- **TASK**:
Identify the lines bearing the string "image" and gather them.

- **PROVIDED ENTRIES**:
::::::::::
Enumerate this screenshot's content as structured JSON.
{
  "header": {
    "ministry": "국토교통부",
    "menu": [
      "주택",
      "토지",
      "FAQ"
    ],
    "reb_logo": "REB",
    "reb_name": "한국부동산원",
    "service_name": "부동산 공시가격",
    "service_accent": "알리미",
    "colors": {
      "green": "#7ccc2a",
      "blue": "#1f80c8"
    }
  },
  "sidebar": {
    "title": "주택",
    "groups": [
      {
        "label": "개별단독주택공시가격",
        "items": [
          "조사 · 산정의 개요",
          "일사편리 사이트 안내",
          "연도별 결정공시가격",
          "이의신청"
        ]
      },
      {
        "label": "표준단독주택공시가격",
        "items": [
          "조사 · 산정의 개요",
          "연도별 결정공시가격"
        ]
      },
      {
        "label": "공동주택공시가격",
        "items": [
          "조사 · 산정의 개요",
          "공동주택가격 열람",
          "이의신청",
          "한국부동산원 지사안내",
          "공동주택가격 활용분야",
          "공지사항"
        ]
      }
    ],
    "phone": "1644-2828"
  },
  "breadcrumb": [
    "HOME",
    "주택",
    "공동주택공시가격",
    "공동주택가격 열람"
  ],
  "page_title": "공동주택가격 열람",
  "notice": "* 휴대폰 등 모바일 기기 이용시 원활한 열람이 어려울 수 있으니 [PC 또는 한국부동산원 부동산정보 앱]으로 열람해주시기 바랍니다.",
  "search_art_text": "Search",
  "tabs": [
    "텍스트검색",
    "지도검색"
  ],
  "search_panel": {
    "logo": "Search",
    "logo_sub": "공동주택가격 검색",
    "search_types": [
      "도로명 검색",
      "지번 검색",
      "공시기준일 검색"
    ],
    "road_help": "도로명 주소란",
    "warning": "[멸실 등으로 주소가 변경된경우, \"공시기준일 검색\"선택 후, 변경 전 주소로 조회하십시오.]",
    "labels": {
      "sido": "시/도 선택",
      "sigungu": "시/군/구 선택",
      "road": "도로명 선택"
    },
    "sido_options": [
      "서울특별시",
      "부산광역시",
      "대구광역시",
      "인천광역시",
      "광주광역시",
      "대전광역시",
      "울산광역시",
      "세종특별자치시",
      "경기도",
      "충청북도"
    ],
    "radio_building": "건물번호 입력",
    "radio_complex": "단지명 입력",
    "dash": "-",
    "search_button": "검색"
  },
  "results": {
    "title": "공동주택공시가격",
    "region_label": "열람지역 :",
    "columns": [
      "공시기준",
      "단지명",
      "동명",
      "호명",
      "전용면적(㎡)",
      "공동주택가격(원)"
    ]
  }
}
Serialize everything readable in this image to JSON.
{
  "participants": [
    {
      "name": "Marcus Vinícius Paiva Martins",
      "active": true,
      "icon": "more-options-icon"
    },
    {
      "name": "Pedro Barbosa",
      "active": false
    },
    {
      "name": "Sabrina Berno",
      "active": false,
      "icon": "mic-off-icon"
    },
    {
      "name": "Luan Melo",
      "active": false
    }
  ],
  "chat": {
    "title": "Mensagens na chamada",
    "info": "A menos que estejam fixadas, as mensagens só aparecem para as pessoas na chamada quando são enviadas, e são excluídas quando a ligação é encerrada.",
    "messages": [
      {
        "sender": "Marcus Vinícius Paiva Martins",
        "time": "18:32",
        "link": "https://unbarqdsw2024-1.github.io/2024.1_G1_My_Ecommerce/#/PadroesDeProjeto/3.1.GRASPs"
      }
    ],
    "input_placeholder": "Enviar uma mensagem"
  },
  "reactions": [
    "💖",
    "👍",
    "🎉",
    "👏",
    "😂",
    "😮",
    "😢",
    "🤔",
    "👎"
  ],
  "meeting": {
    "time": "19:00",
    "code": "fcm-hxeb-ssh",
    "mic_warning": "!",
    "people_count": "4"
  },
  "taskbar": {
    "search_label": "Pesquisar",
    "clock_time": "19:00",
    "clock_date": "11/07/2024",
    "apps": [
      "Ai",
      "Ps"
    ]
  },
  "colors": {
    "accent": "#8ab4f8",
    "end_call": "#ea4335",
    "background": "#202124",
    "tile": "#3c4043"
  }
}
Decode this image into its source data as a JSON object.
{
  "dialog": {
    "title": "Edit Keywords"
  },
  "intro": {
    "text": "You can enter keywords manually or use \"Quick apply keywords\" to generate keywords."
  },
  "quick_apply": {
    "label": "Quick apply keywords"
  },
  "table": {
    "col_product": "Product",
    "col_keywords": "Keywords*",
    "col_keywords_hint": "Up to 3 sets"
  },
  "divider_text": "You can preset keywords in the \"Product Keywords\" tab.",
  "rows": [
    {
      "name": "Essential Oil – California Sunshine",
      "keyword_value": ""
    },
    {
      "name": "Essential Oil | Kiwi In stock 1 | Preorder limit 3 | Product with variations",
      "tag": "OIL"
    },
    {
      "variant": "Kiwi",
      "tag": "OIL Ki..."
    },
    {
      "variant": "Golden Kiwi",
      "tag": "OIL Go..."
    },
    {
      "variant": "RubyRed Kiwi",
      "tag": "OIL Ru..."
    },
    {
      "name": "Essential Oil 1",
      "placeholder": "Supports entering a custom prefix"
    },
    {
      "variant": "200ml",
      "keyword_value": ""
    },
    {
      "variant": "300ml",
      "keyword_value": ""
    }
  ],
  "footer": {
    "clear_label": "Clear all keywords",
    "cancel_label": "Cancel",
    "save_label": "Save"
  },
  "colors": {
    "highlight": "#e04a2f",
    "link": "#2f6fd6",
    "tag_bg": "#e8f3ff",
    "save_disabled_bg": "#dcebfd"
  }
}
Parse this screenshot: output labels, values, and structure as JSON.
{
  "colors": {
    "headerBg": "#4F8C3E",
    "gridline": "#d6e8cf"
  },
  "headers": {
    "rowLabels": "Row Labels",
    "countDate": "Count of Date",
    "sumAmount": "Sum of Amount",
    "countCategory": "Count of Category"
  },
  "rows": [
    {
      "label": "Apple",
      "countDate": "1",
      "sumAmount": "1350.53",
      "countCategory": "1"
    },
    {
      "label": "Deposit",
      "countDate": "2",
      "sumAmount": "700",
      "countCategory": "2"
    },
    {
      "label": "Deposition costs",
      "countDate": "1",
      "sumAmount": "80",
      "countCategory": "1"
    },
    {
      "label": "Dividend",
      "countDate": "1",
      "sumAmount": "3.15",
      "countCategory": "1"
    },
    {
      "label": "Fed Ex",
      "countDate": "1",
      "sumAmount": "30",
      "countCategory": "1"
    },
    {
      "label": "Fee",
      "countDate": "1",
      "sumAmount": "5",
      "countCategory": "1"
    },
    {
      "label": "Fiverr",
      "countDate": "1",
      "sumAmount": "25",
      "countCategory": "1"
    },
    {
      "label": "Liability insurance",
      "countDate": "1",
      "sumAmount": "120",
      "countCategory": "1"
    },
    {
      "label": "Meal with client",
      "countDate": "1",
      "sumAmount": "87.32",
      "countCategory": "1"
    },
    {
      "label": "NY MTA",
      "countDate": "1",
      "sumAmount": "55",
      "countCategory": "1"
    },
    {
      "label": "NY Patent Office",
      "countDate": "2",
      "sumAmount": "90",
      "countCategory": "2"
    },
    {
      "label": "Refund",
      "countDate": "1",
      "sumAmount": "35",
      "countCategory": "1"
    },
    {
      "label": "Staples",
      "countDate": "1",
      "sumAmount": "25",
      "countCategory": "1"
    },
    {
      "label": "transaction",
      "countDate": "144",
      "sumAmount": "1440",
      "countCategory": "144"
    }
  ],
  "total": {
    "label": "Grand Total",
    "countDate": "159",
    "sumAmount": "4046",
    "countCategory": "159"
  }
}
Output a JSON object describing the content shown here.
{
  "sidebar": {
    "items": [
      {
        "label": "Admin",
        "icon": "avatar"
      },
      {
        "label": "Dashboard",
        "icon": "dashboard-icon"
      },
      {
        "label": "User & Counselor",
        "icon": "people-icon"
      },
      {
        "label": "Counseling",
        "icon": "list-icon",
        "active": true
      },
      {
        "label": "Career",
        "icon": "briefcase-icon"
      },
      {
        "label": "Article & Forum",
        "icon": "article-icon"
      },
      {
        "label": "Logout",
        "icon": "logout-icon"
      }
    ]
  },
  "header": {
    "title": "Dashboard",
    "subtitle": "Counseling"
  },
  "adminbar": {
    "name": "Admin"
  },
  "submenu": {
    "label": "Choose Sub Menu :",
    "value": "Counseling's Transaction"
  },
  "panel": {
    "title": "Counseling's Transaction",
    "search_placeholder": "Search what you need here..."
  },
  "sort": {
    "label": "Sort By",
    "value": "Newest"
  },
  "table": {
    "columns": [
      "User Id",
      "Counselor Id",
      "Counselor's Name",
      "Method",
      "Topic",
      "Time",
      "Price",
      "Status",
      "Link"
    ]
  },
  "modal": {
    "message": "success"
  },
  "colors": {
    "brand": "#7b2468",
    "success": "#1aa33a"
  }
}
::::::::::
- **REPLY**:
Serialize everything readable in this image to JSON.
Decode this image into its source data as a JSON object.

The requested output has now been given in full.